DIRECTIONS ->
Filter the entries below, keeping every line that has the word "realizacji".
--- BEGIN RECORDS SUPPLIED ---
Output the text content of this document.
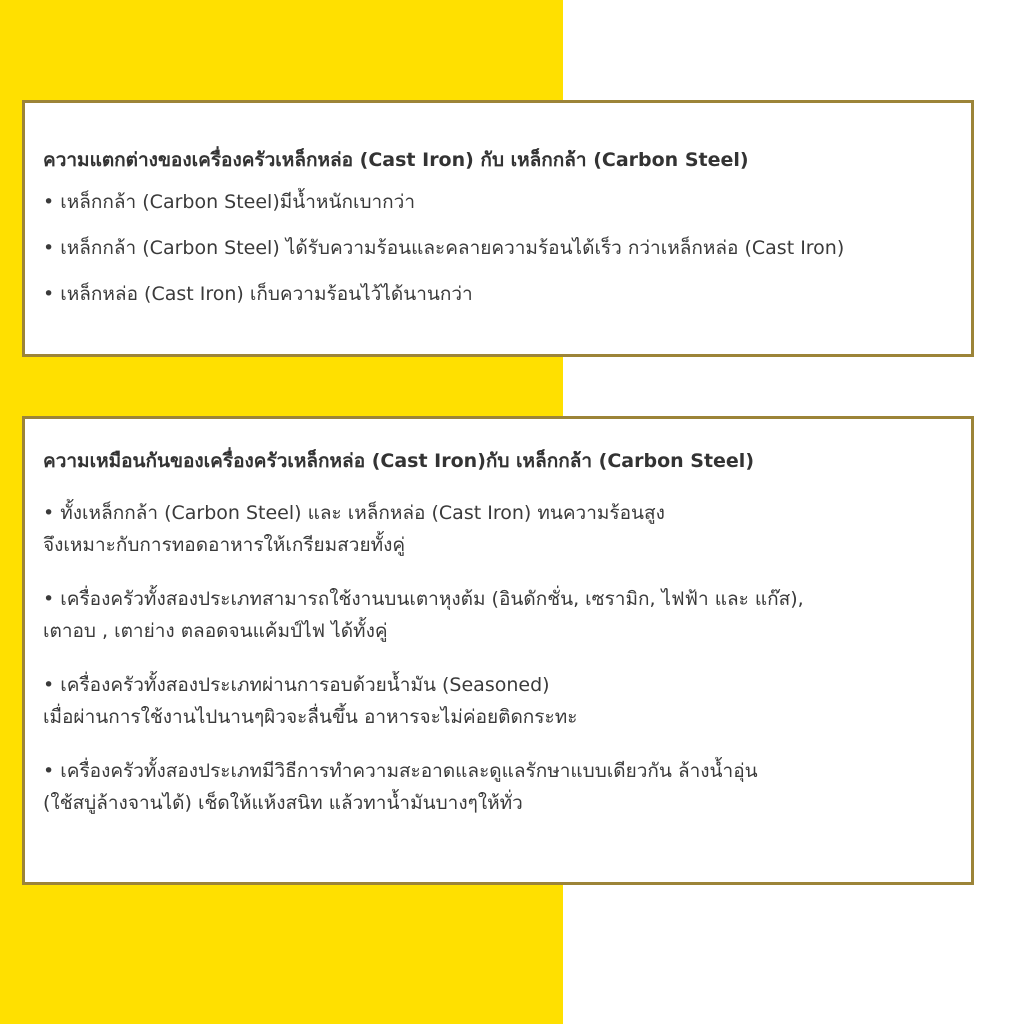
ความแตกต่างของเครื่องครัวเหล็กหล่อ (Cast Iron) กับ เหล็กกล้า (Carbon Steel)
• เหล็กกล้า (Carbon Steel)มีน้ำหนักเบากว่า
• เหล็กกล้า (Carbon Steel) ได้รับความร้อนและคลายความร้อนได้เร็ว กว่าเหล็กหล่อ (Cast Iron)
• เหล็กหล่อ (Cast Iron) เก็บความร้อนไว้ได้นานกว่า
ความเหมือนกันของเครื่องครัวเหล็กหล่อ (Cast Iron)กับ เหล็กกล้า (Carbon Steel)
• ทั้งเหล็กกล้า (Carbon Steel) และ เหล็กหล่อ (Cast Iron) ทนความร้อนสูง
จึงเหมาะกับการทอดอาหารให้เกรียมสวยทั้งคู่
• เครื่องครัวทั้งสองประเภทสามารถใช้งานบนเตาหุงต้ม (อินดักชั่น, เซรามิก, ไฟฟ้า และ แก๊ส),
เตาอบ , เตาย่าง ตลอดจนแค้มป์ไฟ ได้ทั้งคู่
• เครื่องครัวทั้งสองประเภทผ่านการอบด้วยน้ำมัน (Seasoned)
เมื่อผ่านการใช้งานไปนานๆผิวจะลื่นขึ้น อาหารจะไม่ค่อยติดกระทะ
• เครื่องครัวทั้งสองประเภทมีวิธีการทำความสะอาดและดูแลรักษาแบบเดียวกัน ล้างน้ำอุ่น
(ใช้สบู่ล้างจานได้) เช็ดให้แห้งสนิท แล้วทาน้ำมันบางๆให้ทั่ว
--- END RECORDS SUPPLIED ---
--- BEGIN RECORDS SUPPLIED ---
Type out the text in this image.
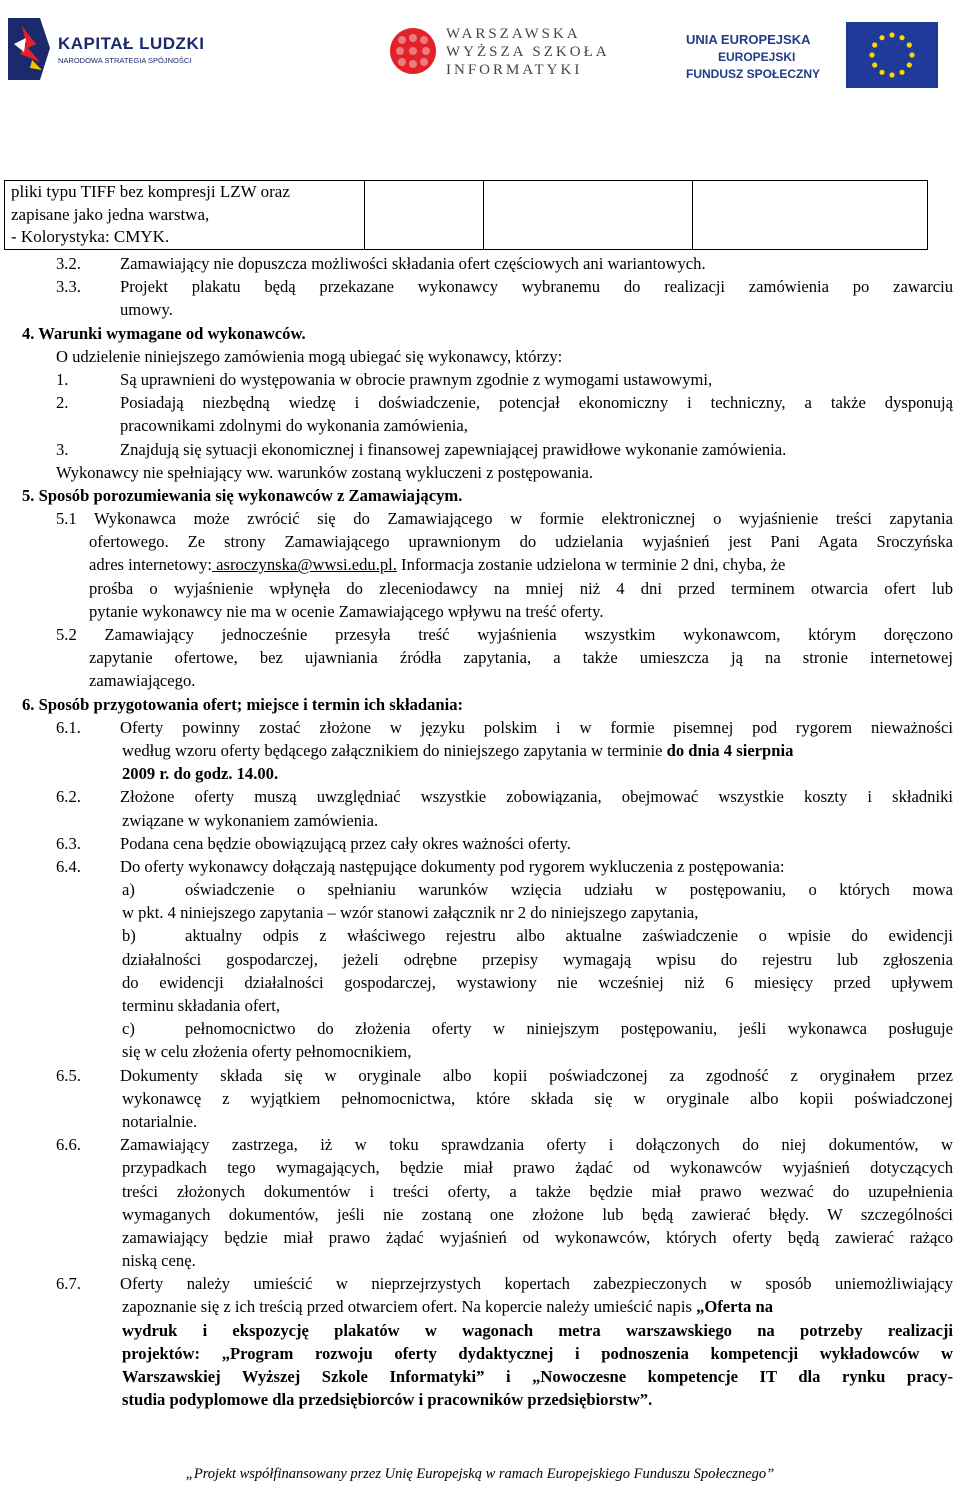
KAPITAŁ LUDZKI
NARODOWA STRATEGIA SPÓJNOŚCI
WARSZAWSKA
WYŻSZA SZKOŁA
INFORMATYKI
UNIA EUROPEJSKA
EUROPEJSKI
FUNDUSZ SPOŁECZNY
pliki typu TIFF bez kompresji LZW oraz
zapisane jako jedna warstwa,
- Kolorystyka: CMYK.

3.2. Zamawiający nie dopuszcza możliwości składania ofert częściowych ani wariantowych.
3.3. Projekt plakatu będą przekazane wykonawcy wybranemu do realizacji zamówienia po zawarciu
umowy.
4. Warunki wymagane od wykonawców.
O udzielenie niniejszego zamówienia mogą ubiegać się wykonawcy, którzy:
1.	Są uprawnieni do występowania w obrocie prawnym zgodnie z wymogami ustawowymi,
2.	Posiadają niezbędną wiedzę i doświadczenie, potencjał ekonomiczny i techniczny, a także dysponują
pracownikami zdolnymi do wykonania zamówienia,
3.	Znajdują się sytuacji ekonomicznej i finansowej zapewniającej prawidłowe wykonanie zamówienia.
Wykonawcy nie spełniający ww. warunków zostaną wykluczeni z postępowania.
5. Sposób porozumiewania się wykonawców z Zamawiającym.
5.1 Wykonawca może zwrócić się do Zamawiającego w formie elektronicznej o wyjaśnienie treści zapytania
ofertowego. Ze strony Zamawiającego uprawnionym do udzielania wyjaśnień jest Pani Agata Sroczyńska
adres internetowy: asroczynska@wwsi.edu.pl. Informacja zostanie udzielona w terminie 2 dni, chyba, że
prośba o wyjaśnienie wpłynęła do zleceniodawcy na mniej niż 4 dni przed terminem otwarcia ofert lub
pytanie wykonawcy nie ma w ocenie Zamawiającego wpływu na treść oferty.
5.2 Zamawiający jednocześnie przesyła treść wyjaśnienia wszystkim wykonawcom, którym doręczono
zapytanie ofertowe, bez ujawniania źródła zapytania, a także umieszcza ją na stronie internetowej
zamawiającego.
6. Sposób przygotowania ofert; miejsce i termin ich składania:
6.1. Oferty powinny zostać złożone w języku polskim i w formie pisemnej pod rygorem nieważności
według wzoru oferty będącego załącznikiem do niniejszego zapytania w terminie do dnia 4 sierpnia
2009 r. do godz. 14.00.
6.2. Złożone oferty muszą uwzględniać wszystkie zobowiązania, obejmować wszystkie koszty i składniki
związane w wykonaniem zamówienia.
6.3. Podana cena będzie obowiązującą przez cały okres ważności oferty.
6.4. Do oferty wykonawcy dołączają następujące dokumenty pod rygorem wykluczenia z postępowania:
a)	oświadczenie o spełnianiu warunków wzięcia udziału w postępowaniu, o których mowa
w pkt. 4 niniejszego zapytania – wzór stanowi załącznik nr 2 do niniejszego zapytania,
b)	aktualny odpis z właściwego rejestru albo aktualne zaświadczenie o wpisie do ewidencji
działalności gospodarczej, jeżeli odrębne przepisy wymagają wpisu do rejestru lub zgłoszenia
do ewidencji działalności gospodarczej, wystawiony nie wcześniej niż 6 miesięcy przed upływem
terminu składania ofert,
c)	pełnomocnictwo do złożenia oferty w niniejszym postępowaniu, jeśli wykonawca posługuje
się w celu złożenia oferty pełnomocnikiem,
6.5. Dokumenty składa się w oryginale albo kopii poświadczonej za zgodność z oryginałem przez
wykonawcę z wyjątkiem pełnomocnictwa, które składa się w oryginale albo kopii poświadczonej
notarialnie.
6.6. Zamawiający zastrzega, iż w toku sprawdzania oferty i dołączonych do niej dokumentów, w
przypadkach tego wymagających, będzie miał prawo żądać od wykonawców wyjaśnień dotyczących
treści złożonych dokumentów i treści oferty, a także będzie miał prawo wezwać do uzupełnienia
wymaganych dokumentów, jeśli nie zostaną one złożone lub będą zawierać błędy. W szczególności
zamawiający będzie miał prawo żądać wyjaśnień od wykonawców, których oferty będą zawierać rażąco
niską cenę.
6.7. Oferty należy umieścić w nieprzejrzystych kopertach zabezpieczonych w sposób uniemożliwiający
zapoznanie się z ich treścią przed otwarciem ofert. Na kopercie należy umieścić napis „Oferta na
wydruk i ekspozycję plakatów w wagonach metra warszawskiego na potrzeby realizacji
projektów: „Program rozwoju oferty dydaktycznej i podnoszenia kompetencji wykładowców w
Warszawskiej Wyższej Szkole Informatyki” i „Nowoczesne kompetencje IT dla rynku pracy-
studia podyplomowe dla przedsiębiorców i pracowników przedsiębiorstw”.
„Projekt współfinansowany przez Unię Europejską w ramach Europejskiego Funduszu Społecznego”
--- END RECORDS SUPPLIED ---
--- BEGIN RECORDS SUPPLIED ---
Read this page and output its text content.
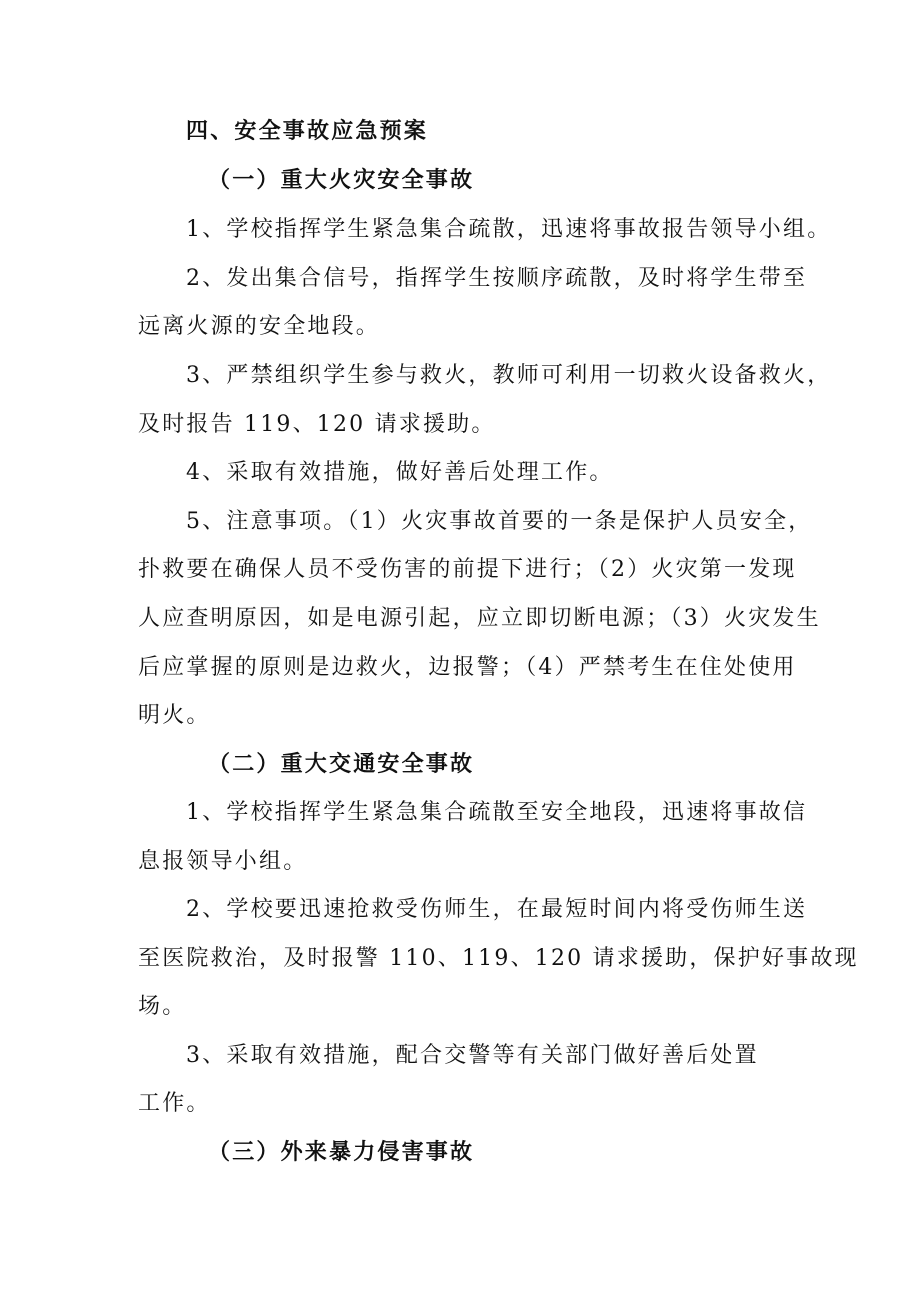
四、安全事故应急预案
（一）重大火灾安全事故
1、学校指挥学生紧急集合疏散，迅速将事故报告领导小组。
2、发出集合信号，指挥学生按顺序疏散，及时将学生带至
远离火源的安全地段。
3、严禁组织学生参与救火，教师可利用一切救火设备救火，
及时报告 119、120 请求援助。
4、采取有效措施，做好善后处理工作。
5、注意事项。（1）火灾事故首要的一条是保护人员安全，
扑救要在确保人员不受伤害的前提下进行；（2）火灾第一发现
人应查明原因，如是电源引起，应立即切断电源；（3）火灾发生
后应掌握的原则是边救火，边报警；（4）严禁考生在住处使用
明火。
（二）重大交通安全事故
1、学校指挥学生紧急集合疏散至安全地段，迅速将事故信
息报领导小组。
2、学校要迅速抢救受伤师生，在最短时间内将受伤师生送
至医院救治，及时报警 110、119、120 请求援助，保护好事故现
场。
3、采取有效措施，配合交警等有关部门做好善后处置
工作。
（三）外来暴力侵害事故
--- END RECORDS SUPPLIED ---
ANSWER IN FULL ->
3.3. Projekt plakatu będą przekazane wykonawcy wybranemu do realizacji zamówienia po zawarciu
wydruk i ekspozycję plakatów w wagonach metra warszawskiego na potrzeby realizacji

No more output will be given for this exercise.